> [What you are asked to do]:
The entries below are to be written out again without alteration.

> [Listed entries]:
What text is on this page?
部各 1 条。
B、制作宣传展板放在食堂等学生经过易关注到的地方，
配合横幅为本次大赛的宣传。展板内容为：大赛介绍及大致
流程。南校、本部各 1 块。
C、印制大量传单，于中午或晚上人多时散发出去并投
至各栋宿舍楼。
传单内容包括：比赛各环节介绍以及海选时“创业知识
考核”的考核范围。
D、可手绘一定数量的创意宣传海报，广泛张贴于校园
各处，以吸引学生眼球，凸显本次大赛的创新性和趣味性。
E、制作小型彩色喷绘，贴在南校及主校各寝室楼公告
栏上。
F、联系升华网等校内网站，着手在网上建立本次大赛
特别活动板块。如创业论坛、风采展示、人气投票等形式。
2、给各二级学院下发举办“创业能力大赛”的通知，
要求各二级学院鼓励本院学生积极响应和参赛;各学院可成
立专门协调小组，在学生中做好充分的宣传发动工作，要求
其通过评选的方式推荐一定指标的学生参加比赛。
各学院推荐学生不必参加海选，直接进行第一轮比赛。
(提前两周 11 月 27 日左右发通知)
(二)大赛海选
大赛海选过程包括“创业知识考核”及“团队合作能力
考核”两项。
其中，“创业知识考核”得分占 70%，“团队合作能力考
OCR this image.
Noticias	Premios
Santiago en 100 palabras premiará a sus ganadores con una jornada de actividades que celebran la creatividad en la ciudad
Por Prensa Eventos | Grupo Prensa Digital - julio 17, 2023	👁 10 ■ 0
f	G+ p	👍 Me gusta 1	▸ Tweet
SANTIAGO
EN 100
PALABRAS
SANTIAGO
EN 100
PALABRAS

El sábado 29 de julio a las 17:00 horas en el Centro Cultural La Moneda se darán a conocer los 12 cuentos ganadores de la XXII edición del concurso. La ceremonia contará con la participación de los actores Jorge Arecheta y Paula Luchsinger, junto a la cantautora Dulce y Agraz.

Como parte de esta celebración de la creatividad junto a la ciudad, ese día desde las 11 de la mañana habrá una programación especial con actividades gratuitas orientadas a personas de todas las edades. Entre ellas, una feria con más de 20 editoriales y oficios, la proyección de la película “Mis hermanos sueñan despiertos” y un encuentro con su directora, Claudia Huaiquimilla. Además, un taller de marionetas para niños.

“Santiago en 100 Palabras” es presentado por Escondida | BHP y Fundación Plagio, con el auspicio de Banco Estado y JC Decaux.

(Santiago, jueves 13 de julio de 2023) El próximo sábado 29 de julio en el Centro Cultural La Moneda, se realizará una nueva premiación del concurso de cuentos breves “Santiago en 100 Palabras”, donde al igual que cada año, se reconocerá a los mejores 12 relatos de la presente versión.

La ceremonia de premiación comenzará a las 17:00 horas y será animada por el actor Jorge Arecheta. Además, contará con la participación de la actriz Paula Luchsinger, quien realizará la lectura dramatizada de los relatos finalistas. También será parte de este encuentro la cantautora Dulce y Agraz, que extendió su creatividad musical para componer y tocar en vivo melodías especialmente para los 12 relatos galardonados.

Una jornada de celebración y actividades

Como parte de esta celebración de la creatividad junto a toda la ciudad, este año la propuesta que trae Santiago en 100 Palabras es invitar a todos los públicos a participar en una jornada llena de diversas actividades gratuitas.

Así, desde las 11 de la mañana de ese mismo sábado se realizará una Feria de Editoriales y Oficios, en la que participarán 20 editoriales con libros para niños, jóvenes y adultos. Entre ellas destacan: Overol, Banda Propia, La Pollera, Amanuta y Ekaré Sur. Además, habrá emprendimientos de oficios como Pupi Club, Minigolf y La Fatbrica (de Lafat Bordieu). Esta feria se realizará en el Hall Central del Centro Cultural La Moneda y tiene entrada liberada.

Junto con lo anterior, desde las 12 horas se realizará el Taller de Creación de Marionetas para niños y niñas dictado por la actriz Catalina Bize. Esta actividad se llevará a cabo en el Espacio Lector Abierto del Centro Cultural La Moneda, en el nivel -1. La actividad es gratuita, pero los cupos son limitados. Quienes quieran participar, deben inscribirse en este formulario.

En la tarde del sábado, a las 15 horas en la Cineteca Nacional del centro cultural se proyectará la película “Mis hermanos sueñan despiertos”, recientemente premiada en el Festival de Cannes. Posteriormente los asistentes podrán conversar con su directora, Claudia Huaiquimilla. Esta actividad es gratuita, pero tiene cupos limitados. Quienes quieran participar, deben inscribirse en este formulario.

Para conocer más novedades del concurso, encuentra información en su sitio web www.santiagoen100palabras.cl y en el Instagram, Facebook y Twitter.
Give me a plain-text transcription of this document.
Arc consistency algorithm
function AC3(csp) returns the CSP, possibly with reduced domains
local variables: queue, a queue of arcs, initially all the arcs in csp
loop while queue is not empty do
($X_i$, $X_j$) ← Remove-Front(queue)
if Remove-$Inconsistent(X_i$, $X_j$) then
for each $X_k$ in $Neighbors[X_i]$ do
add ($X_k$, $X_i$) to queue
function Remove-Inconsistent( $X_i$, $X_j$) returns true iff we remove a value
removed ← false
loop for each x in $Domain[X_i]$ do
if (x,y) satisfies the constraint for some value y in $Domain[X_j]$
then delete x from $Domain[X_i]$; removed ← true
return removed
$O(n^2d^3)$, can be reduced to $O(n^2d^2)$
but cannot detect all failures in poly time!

> [Written response]:
What text is on this page?
部各 1 条。
B、制作宣传展板放在食堂等学生经过易关注到的地方，
配合横幅为本次大赛的宣传。展板内容为：大赛介绍及大致
流程。南校、本部各 1 块。
C、印制大量传单，于中午或晚上人多时散发出去并投
至各栋宿舍楼。
传单内容包括：比赛各环节介绍以及海选时“创业知识
考核”的考核范围。
D、可手绘一定数量的创意宣传海报，广泛张贴于校园
各处，以吸引学生眼球，凸显本次大赛的创新性和趣味性。
E、制作小型彩色喷绘，贴在南校及主校各寝室楼公告
栏上。
F、联系升华网等校内网站，着手在网上建立本次大赛
特别活动板块。如创业论坛、风采展示、人气投票等形式。
2、给各二级学院下发举办“创业能力大赛”的通知，
要求各二级学院鼓励本院学生积极响应和参赛;各学院可成
立专门协调小组，在学生中做好充分的宣传发动工作，要求
其通过评选的方式推荐一定指标的学生参加比赛。
各学院推荐学生不必参加海选，直接进行第一轮比赛。
(提前两周 11 月 27 日左右发通知)
(二)大赛海选
大赛海选过程包括“创业知识考核”及“团队合作能力
考核”两项。
其中，“创业知识考核”得分占 70%，“团队合作能力考
OCR this image.
Noticias	Premios
Santiago en 100 palabras premiará a sus ganadores con una jornada de actividades que celebran la creatividad en la ciudad
Por Prensa Eventos | Grupo Prensa Digital - julio 17, 2023	👁 10 ■ 0
f	G+ p	👍 Me gusta 1	▸ Tweet
SANTIAGO
EN 100
PALABRAS
SANTIAGO
EN 100
PALABRAS

El sábado 29 de julio a las 17:00 horas en el Centro Cultural La Moneda se darán a conocer los 12 cuentos ganadores de la XXII edición del concurso. La ceremonia contará con la participación de los actores Jorge Arecheta y Paula Luchsinger, junto a la cantautora Dulce y Agraz.

Como parte de esta celebración de la creatividad junto a la ciudad, ese día desde las 11 de la mañana habrá una programación especial con actividades gratuitas orientadas a personas de todas las edades. Entre ellas, una feria con más de 20 editoriales y oficios, la proyección de la película “Mis hermanos sueñan despiertos” y un encuentro con su directora, Claudia Huaiquimilla. Además, un taller de marionetas para niños.

“Santiago en 100 Palabras” es presentado por Escondida | BHP y Fundación Plagio, con el auspicio de Banco Estado y JC Decaux.

(Santiago, jueves 13 de julio de 2023) El próximo sábado 29 de julio en el Centro Cultural La Moneda, se realizará una nueva premiación del concurso de cuentos breves “Santiago en 100 Palabras”, donde al igual que cada año, se reconocerá a los mejores 12 relatos de la presente versión.

La ceremonia de premiación comenzará a las 17:00 horas y será animada por el actor Jorge Arecheta. Además, contará con la participación de la actriz Paula Luchsinger, quien realizará la lectura dramatizada de los relatos finalistas. También será parte de este encuentro la cantautora Dulce y Agraz, que extendió su creatividad musical para componer y tocar en vivo melodías especialmente para los 12 relatos galardonados.

Una jornada de celebración y actividades

Como parte de esta celebración de la creatividad junto a toda la ciudad, este año la propuesta que trae Santiago en 100 Palabras es invitar a todos los públicos a participar en una jornada llena de diversas actividades gratuitas.

Así, desde las 11 de la mañana de ese mismo sábado se realizará una Feria de Editoriales y Oficios, en la que participarán 20 editoriales con libros para niños, jóvenes y adultos. Entre ellas destacan: Overol, Banda Propia, La Pollera, Amanuta y Ekaré Sur. Además, habrá emprendimientos de oficios como Pupi Club, Minigolf y La Fatbrica (de Lafat Bordieu). Esta feria se realizará en el Hall Central del Centro Cultural La Moneda y tiene entrada liberada.

Junto con lo anterior, desde las 12 horas se realizará el Taller de Creación de Marionetas para niños y niñas dictado por la actriz Catalina Bize. Esta actividad se llevará a cabo en el Espacio Lector Abierto del Centro Cultural La Moneda, en el nivel -1. La actividad es gratuita, pero los cupos son limitados. Quienes quieran participar, deben inscribirse en este formulario.

En la tarde del sábado, a las 15 horas en la Cineteca Nacional del centro cultural se proyectará la película “Mis hermanos sueñan despiertos”, recientemente premiada en el Festival de Cannes. Posteriormente los asistentes podrán conversar con su directora, Claudia Huaiquimilla. Esta actividad es gratuita, pero tiene cupos limitados. Quienes quieran participar, deben inscribirse en este formulario.

Para conocer más novedades del concurso, encuentra información en su sitio web www.santiagoen100palabras.cl y en el Instagram, Facebook y Twitter.
Give me a plain-text transcription of this document.
Arc consistency algorithm
function AC3(csp) returns the CSP, possibly with reduced domains
local variables: queue, a queue of arcs, initially all the arcs in csp
loop while queue is not empty do
($X_i$, $X_j$) ← Remove-Front(queue)
if Remove-$Inconsistent(X_i$, $X_j$) then
for each $X_k$ in $Neighbors[X_i]$ do
add ($X_k$, $X_i$) to queue
function Remove-Inconsistent( $X_i$, $X_j$) returns true iff we remove a value
removed ← false
loop for each x in $Domain[X_i]$ do
if (x,y) satisfies the constraint for some value y in $Domain[X_j]$
then delete x from $Domain[X_i]$; removed ← true
return removed
$O(n^2d^3)$, can be reduced to $O(n^2d^2)$
but cannot detect all failures in poly time!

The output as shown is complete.